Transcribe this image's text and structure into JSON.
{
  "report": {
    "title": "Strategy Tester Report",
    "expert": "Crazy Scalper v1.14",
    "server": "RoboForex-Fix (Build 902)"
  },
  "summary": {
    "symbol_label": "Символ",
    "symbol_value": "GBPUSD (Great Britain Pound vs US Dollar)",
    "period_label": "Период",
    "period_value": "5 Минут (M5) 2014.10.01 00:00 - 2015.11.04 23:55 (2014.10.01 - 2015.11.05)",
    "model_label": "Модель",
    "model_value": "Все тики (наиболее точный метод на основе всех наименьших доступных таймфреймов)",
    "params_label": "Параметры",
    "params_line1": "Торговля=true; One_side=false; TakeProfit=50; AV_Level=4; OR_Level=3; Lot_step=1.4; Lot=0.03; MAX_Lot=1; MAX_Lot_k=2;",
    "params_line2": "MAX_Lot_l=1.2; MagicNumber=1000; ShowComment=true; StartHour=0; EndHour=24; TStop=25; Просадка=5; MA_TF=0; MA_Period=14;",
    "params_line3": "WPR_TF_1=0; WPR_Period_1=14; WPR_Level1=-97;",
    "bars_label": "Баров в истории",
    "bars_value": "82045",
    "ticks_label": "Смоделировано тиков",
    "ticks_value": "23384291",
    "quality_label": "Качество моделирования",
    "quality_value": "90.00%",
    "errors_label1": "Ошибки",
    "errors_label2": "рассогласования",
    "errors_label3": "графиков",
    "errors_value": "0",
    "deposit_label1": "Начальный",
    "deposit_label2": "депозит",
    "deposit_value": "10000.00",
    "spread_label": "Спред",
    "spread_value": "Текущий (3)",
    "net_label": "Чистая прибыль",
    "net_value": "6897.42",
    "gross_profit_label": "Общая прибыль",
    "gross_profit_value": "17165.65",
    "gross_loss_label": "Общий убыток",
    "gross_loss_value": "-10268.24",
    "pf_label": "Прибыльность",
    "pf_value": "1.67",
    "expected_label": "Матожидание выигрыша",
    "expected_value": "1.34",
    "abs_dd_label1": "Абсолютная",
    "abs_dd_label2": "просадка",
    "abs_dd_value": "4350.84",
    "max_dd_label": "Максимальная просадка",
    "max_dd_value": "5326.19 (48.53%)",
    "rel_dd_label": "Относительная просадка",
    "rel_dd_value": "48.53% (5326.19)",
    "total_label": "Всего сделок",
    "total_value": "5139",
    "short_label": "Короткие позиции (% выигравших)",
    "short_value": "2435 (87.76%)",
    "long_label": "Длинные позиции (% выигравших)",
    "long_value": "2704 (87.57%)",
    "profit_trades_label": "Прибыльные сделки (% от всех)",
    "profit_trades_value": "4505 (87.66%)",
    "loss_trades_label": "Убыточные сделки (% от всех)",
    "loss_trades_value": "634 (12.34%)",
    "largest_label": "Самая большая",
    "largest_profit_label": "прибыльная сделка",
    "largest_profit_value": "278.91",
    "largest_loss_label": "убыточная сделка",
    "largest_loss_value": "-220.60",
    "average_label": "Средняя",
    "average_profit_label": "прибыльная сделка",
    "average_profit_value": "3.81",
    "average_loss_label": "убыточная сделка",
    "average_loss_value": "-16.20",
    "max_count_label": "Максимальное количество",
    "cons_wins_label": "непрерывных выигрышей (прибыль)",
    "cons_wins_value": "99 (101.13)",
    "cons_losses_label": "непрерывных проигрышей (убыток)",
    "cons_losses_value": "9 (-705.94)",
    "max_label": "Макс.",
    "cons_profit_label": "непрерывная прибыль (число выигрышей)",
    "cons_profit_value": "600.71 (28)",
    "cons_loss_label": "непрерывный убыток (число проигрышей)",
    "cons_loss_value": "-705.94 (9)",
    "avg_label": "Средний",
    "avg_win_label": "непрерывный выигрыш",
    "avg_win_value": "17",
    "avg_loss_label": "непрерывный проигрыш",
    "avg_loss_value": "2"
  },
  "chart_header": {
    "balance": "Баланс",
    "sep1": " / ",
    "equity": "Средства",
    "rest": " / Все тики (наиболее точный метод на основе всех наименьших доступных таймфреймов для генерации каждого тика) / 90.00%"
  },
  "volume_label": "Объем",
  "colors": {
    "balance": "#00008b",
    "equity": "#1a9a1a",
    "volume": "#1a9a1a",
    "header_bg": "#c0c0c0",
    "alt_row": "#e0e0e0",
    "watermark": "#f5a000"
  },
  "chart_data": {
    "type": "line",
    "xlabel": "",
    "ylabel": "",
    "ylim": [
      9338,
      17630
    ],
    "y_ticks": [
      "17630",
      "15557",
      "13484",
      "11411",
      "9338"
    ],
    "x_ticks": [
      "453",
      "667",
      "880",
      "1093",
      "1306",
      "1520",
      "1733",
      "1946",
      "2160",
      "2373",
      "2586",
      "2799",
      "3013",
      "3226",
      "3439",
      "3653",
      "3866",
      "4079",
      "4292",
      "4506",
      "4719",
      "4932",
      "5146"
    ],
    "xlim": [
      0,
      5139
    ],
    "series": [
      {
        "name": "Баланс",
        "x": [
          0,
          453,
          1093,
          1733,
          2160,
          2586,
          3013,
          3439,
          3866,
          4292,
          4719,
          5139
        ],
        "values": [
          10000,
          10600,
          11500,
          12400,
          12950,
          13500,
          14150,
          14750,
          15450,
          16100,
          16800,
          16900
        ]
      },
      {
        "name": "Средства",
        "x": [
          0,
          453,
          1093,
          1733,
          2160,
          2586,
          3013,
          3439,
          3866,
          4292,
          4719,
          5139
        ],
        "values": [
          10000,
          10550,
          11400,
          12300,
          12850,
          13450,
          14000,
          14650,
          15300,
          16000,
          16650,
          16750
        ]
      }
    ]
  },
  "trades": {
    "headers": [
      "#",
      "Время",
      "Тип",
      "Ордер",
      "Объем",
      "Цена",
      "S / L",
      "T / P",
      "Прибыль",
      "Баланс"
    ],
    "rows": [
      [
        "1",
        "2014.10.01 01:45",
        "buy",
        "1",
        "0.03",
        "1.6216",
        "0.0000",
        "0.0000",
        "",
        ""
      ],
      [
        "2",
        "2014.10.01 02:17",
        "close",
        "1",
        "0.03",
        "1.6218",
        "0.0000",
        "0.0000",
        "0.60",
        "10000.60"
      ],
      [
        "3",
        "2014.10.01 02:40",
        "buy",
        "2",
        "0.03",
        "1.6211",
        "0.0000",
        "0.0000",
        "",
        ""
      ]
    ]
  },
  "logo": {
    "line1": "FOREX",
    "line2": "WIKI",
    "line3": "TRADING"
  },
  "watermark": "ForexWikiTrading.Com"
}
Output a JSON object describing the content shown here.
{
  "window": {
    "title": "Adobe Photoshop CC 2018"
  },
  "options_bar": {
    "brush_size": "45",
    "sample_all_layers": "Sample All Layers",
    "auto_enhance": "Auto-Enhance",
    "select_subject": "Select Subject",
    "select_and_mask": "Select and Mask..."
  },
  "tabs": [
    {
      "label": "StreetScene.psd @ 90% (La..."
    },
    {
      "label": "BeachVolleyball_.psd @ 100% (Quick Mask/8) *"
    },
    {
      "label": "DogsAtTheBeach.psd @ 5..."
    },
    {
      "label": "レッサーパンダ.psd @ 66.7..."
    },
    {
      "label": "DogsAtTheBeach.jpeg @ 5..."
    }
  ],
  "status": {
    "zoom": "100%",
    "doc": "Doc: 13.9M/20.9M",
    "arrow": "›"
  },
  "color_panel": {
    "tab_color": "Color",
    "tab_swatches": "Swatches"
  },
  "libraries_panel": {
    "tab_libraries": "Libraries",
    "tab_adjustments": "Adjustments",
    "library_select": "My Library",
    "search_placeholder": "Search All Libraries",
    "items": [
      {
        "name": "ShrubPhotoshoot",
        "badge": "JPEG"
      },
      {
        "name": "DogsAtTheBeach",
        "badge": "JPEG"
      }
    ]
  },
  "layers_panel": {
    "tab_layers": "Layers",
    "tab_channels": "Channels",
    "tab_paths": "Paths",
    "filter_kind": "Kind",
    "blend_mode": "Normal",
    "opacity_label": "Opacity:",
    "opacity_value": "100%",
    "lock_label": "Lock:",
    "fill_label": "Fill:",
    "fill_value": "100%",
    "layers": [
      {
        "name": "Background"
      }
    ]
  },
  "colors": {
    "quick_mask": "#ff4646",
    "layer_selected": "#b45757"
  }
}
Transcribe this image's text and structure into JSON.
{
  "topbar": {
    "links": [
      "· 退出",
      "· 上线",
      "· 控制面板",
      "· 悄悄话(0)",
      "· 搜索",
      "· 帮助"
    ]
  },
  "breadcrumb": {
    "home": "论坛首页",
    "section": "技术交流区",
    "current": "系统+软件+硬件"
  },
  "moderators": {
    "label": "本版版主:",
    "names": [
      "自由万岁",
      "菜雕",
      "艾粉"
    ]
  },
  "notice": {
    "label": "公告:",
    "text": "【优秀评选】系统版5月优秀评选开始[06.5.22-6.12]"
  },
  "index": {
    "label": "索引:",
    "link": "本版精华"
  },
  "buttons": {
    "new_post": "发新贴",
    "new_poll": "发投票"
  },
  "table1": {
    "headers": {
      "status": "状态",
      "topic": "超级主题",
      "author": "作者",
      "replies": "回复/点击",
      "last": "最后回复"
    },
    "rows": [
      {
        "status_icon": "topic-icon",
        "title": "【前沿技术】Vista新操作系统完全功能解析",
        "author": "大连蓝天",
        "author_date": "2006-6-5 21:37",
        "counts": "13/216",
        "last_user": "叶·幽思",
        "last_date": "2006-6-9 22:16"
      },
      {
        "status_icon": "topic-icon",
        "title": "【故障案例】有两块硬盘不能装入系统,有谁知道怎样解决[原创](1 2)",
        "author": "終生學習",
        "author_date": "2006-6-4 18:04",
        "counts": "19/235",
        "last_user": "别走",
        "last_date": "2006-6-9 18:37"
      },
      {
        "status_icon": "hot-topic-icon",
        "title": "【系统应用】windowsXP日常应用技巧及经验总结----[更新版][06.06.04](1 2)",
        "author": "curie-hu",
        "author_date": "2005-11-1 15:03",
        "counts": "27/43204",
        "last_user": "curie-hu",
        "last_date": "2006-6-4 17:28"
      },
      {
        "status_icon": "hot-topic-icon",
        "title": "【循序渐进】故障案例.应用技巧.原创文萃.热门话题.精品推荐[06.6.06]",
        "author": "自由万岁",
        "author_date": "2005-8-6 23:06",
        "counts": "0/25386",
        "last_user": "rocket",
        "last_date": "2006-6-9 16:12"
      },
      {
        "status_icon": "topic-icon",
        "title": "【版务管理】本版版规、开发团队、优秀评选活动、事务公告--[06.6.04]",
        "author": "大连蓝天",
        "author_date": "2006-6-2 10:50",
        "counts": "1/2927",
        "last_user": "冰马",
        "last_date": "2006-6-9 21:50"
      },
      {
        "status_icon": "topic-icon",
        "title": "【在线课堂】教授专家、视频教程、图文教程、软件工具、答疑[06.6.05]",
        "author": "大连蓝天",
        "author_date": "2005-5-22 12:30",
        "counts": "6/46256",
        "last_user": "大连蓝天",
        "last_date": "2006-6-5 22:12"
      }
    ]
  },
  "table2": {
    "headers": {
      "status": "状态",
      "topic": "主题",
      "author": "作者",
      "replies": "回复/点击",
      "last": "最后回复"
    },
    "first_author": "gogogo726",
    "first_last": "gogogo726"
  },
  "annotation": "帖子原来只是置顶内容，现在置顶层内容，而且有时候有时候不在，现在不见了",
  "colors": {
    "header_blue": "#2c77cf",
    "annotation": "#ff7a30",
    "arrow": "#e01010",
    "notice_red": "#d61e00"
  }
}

•••

Look through the entries above and count each line holding "убыточная"; report the count alone.

• [EXERCISE RESPONSE]: 2